Your task —
Search the listing below for the string "Welcker" and copy every line where it occurs.

Data for processing —
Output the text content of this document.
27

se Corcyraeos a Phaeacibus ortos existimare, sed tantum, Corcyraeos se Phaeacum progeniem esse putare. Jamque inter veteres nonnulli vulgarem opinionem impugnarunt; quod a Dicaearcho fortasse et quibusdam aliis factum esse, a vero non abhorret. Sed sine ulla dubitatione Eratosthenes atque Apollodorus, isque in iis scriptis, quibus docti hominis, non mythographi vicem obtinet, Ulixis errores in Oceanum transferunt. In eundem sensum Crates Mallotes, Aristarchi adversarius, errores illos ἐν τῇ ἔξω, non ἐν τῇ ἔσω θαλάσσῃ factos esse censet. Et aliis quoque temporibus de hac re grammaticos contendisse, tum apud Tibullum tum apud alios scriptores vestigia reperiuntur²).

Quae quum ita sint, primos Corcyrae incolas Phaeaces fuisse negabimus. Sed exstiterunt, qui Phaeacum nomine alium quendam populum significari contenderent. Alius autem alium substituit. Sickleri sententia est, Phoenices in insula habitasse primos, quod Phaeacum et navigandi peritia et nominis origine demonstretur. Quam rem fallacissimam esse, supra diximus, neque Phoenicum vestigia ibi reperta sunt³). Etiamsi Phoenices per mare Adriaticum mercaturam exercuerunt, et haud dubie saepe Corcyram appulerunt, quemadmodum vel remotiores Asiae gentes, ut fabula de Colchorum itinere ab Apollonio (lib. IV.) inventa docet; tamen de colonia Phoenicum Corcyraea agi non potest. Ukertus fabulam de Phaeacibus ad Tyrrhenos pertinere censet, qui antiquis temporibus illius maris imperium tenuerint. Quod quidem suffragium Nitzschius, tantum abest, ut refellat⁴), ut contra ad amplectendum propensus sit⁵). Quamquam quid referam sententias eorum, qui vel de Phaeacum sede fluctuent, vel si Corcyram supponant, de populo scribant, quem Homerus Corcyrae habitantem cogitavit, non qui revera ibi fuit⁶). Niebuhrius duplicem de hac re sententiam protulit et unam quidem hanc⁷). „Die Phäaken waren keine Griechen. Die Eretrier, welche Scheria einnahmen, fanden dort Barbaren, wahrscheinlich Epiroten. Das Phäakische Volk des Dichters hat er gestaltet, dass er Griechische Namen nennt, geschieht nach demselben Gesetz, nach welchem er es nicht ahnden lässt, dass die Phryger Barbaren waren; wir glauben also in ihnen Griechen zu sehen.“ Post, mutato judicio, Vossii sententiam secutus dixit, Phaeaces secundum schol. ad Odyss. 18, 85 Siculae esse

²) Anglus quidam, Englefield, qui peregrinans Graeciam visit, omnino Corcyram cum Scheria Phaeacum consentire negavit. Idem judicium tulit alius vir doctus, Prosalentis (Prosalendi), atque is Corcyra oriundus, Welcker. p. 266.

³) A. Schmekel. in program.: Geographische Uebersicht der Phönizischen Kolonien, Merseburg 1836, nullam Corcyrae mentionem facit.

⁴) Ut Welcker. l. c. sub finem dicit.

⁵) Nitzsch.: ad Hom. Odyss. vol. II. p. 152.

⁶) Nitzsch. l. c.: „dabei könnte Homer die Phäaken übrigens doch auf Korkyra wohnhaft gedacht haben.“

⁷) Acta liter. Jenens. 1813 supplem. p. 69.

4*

Written reply —
²) Anglus quidam, Englefield, qui peregrinans Graeciam visit, omnino Corcyram cum Scheria Phaeacum consentire negavit. Idem judicium tulit alius vir doctus, Prosalentis (Prosalendi), atque is Corcyra oriundus, Welcker. p. 266.
⁴) Ut Welcker. l. c. sub finem dicit.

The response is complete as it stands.